• **Exercise description**: Repeat the material in full. Keep every line exactly as it is.

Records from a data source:
****************
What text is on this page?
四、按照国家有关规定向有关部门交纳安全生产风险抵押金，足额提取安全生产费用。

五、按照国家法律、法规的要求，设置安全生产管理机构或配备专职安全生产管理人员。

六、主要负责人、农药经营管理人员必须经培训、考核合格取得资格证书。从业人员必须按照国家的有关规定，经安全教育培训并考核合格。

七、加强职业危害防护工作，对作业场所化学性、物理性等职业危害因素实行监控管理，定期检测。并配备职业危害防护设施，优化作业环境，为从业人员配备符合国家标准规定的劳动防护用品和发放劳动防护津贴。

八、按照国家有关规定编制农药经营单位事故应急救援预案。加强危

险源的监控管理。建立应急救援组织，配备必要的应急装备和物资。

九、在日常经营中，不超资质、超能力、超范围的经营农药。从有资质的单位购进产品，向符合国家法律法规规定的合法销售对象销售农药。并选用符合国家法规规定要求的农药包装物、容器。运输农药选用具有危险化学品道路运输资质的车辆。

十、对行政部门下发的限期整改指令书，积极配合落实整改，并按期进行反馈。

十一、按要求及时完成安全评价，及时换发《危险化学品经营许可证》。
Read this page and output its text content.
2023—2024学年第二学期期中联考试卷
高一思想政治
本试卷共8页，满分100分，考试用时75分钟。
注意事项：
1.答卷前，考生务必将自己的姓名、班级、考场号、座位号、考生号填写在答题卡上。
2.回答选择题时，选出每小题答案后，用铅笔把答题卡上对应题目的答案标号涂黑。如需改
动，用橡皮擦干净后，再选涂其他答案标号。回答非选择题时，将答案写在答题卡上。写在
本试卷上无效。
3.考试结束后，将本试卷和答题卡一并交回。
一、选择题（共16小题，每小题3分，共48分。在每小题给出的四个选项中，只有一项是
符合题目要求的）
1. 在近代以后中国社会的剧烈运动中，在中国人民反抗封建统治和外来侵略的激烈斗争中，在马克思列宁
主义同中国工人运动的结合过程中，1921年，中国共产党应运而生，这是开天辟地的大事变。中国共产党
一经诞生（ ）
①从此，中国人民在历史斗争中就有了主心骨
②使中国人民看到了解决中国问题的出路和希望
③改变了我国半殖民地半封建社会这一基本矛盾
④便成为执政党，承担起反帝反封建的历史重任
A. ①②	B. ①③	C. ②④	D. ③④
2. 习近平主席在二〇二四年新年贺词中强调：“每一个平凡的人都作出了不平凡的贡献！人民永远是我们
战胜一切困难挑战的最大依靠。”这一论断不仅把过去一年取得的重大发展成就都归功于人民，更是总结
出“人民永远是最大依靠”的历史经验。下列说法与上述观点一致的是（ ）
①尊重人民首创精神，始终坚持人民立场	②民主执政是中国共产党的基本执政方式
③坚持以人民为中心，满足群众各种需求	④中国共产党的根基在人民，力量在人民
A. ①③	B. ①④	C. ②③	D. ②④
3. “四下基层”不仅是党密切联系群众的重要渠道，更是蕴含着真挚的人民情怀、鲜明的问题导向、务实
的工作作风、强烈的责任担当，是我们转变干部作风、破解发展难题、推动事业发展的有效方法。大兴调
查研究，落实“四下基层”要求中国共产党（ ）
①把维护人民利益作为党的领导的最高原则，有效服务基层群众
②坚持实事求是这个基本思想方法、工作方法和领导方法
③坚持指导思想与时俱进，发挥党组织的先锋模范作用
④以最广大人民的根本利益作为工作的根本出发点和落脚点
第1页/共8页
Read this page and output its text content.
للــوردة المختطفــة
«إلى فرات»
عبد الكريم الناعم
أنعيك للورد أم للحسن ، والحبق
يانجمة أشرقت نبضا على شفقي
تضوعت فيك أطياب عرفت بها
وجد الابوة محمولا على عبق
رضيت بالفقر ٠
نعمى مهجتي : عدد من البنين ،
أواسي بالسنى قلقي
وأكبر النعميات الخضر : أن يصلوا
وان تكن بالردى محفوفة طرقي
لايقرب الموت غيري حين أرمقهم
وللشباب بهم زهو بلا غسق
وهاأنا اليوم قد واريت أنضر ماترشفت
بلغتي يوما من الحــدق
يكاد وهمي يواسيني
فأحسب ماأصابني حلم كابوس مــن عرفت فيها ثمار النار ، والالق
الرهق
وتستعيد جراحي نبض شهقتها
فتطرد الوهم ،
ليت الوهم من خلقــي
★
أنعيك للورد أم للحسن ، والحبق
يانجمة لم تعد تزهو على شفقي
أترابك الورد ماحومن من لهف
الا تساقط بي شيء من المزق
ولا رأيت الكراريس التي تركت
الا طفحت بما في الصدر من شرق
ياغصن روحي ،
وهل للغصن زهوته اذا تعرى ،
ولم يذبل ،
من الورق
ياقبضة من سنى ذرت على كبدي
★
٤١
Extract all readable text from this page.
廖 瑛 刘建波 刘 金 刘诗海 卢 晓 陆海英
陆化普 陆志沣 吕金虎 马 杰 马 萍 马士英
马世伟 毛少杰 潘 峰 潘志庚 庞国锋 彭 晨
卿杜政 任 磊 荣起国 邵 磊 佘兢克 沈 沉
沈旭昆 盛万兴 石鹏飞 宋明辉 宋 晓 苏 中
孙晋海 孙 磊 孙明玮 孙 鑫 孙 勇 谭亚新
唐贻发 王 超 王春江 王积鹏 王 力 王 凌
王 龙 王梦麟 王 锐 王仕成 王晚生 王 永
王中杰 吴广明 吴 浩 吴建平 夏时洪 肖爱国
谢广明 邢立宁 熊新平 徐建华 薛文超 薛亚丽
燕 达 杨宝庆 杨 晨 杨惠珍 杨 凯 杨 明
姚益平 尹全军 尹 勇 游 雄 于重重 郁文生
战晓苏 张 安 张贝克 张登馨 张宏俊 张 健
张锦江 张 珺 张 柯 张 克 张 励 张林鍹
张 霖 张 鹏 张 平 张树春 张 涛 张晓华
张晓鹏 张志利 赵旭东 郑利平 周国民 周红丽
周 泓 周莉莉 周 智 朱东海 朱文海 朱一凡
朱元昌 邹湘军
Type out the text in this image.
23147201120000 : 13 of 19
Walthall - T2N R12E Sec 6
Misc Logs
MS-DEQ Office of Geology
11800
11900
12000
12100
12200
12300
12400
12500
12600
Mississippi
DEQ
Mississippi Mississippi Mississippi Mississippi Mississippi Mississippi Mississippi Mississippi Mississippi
****************
• **Written response**:
What text is on this page?
四、按照国家有关规定向有关部门交纳安全生产风险抵押金，足额提取安全生产费用。

五、按照国家法律、法规的要求，设置安全生产管理机构或配备专职安全生产管理人员。

六、主要负责人、农药经营管理人员必须经培训、考核合格取得资格证书。从业人员必须按照国家的有关规定，经安全教育培训并考核合格。

七、加强职业危害防护工作，对作业场所化学性、物理性等职业危害因素实行监控管理，定期检测。并配备职业危害防护设施，优化作业环境，为从业人员配备符合国家标准规定的劳动防护用品和发放劳动防护津贴。

八、按照国家有关规定编制农药经营单位事故应急救援预案。加强危

险源的监控管理。建立应急救援组织，配备必要的应急装备和物资。

九、在日常经营中，不超资质、超能力、超范围的经营农药。从有资质的单位购进产品，向符合国家法律法规规定的合法销售对象销售农药。并选用符合国家法规规定要求的农药包装物、容器。运输农药选用具有危险化学品道路运输资质的车辆。

十、对行政部门下发的限期整改指令书，积极配合落实整改，并按期进行反馈。

十一、按要求及时完成安全评价，及时换发《危险化学品经营许可证》。
Read this page and output its text content.
2023—2024学年第二学期期中联考试卷
高一思想政治
本试卷共8页，满分100分，考试用时75分钟。
注意事项：
1.答卷前，考生务必将自己的姓名、班级、考场号、座位号、考生号填写在答题卡上。
2.回答选择题时，选出每小题答案后，用铅笔把答题卡上对应题目的答案标号涂黑。如需改
动，用橡皮擦干净后，再选涂其他答案标号。回答非选择题时，将答案写在答题卡上。写在
本试卷上无效。
3.考试结束后，将本试卷和答题卡一并交回。
一、选择题（共16小题，每小题3分，共48分。在每小题给出的四个选项中，只有一项是
符合题目要求的）
1. 在近代以后中国社会的剧烈运动中，在中国人民反抗封建统治和外来侵略的激烈斗争中，在马克思列宁
主义同中国工人运动的结合过程中，1921年，中国共产党应运而生，这是开天辟地的大事变。中国共产党
一经诞生（ ）
①从此，中国人民在历史斗争中就有了主心骨
②使中国人民看到了解决中国问题的出路和希望
③改变了我国半殖民地半封建社会这一基本矛盾
④便成为执政党，承担起反帝反封建的历史重任
A. ①②	B. ①③	C. ②④	D. ③④
2. 习近平主席在二〇二四年新年贺词中强调：“每一个平凡的人都作出了不平凡的贡献！人民永远是我们
战胜一切困难挑战的最大依靠。”这一论断不仅把过去一年取得的重大发展成就都归功于人民，更是总结
出“人民永远是最大依靠”的历史经验。下列说法与上述观点一致的是（ ）
①尊重人民首创精神，始终坚持人民立场	②民主执政是中国共产党的基本执政方式
③坚持以人民为中心，满足群众各种需求	④中国共产党的根基在人民，力量在人民
A. ①③	B. ①④	C. ②③	D. ②④
3. “四下基层”不仅是党密切联系群众的重要渠道，更是蕴含着真挚的人民情怀、鲜明的问题导向、务实
的工作作风、强烈的责任担当，是我们转变干部作风、破解发展难题、推动事业发展的有效方法。大兴调
查研究，落实“四下基层”要求中国共产党（ ）
①把维护人民利益作为党的领导的最高原则，有效服务基层群众
②坚持实事求是这个基本思想方法、工作方法和领导方法
③坚持指导思想与时俱进，发挥党组织的先锋模范作用
④以最广大人民的根本利益作为工作的根本出发点和落脚点
第1页/共8页
Read this page and output its text content.
للــوردة المختطفــة
«إلى فرات»
عبد الكريم الناعم
أنعيك للورد أم للحسن ، والحبق
يانجمة أشرقت نبضا على شفقي
تضوعت فيك أطياب عرفت بها
وجد الابوة محمولا على عبق
رضيت بالفقر ٠
نعمى مهجتي : عدد من البنين ،
أواسي بالسنى قلقي
وأكبر النعميات الخضر : أن يصلوا
وان تكن بالردى محفوفة طرقي
لايقرب الموت غيري حين أرمقهم
وللشباب بهم زهو بلا غسق
وهاأنا اليوم قد واريت أنضر ماترشفت
بلغتي يوما من الحــدق
يكاد وهمي يواسيني
فأحسب ماأصابني حلم كابوس مــن عرفت فيها ثمار النار ، والالق
الرهق
وتستعيد جراحي نبض شهقتها
فتطرد الوهم ،
ليت الوهم من خلقــي
★
أنعيك للورد أم للحسن ، والحبق
يانجمة لم تعد تزهو على شفقي
أترابك الورد ماحومن من لهف
الا تساقط بي شيء من المزق
ولا رأيت الكراريس التي تركت
الا طفحت بما في الصدر من شرق
ياغصن روحي ،
وهل للغصن زهوته اذا تعرى ،
ولم يذبل ،
من الورق
ياقبضة من سنى ذرت على كبدي
★
٤١
Extract all readable text from this page.
廖 瑛 刘建波 刘 金 刘诗海 卢 晓 陆海英
陆化普 陆志沣 吕金虎 马 杰 马 萍 马士英
马世伟 毛少杰 潘 峰 潘志庚 庞国锋 彭 晨
卿杜政 任 磊 荣起国 邵 磊 佘兢克 沈 沉
沈旭昆 盛万兴 石鹏飞 宋明辉 宋 晓 苏 中
孙晋海 孙 磊 孙明玮 孙 鑫 孙 勇 谭亚新
唐贻发 王 超 王春江 王积鹏 王 力 王 凌
王 龙 王梦麟 王 锐 王仕成 王晚生 王 永
王中杰 吴广明 吴 浩 吴建平 夏时洪 肖爱国
谢广明 邢立宁 熊新平 徐建华 薛文超 薛亚丽
燕 达 杨宝庆 杨 晨 杨惠珍 杨 凯 杨 明
姚益平 尹全军 尹 勇 游 雄 于重重 郁文生
战晓苏 张 安 张贝克 张登馨 张宏俊 张 健
张锦江 张 珺 张 柯 张 克 张 励 张林鍹
张 霖 张 鹏 张 平 张树春 张 涛 张晓华
张晓鹏 张志利 赵旭东 郑利平 周国民 周红丽
周 泓 周莉莉 周 智 朱东海 朱文海 朱一凡
朱元昌 邹湘军
Type out the text in this image.
23147201120000 : 13 of 19
Walthall - T2N R12E Sec 6
Misc Logs
MS-DEQ Office of Geology
11800
11900
12000
12100
12200
12300
12400
12500
12600
Mississippi
DEQ
Mississippi Mississippi Mississippi Mississippi Mississippi Mississippi Mississippi Mississippi Mississippi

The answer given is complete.